[Collected data entries]
━━━━━━━━━━━━━━━━━━━━━━━━━━━━━━
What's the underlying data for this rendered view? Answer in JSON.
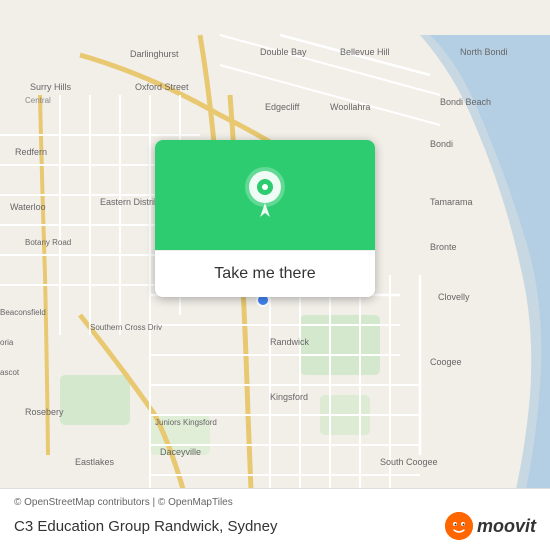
{
  "map": {
    "attribution": "© OpenStreetMap contributors | © OpenMapTiles",
    "center_location": "Randwick, Sydney",
    "background_color": "#f2efe9"
  },
  "card": {
    "button_label": "Take me there",
    "pin_color": "#2ecc71"
  },
  "bottom_bar": {
    "attribution": "© OpenStreetMap contributors | © OpenMapTiles",
    "place_name": "C3 Education Group Randwick, Sydney",
    "moovit_label": "moovit"
  },
  "icons": {
    "pin": "location-pin-icon",
    "moovit_face": "moovit-face-icon"
  }
}
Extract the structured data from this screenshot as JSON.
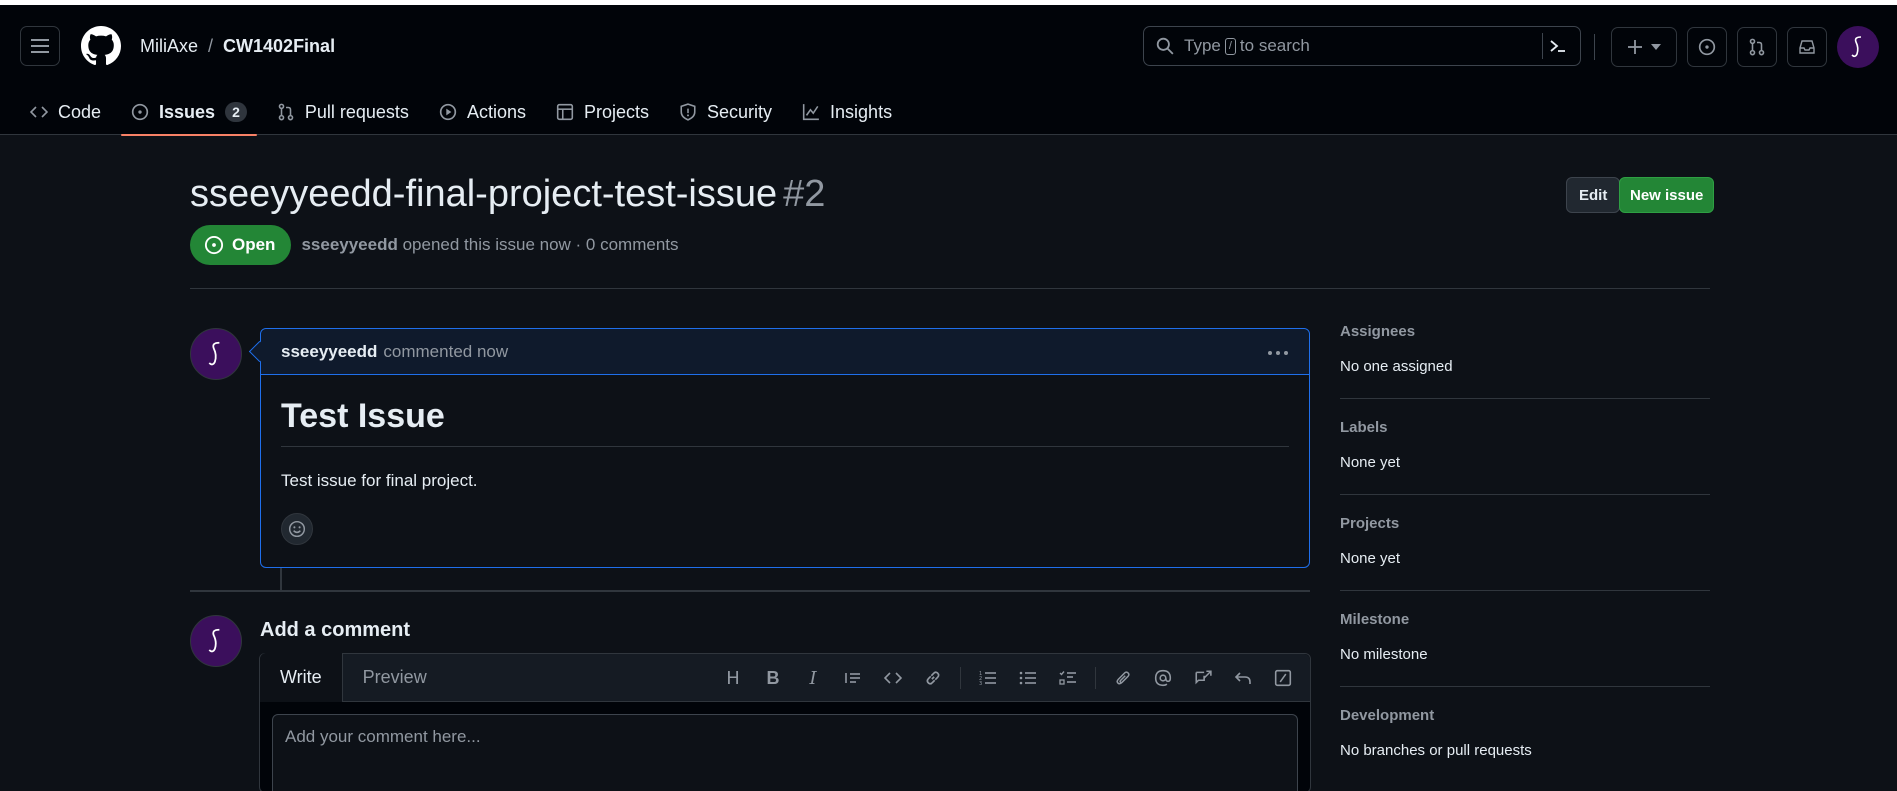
━━━━━━━━━━━━━━━━━━━━━━━━━━━━━━
# Stated task
Quote each record exactly as it stands, minus the pictures.

# Solution for this problem
What's the underlying data for this rendered view? Answer in JSON.
{
  "map": {
    "attribution": "© OpenStreetMap contributors | © OpenMapTiles",
    "center_location": "Randwick, Sydney",
    "background_color": "#f2efe9"
  },
  "card": {
    "button_label": "Take me there",
    "pin_color": "#2ecc71"
  },
  "bottom_bar": {
    "attribution": "© OpenStreetMap contributors | © OpenMapTiles",
    "place_name": "C3 Education Group Randwick, Sydney",
    "moovit_label": "moovit"
  },
  "icons": {
    "pin": "location-pin-icon",
    "moovit_face": "moovit-face-icon"
  }
}
Extract the structured data from this screenshot as JSON.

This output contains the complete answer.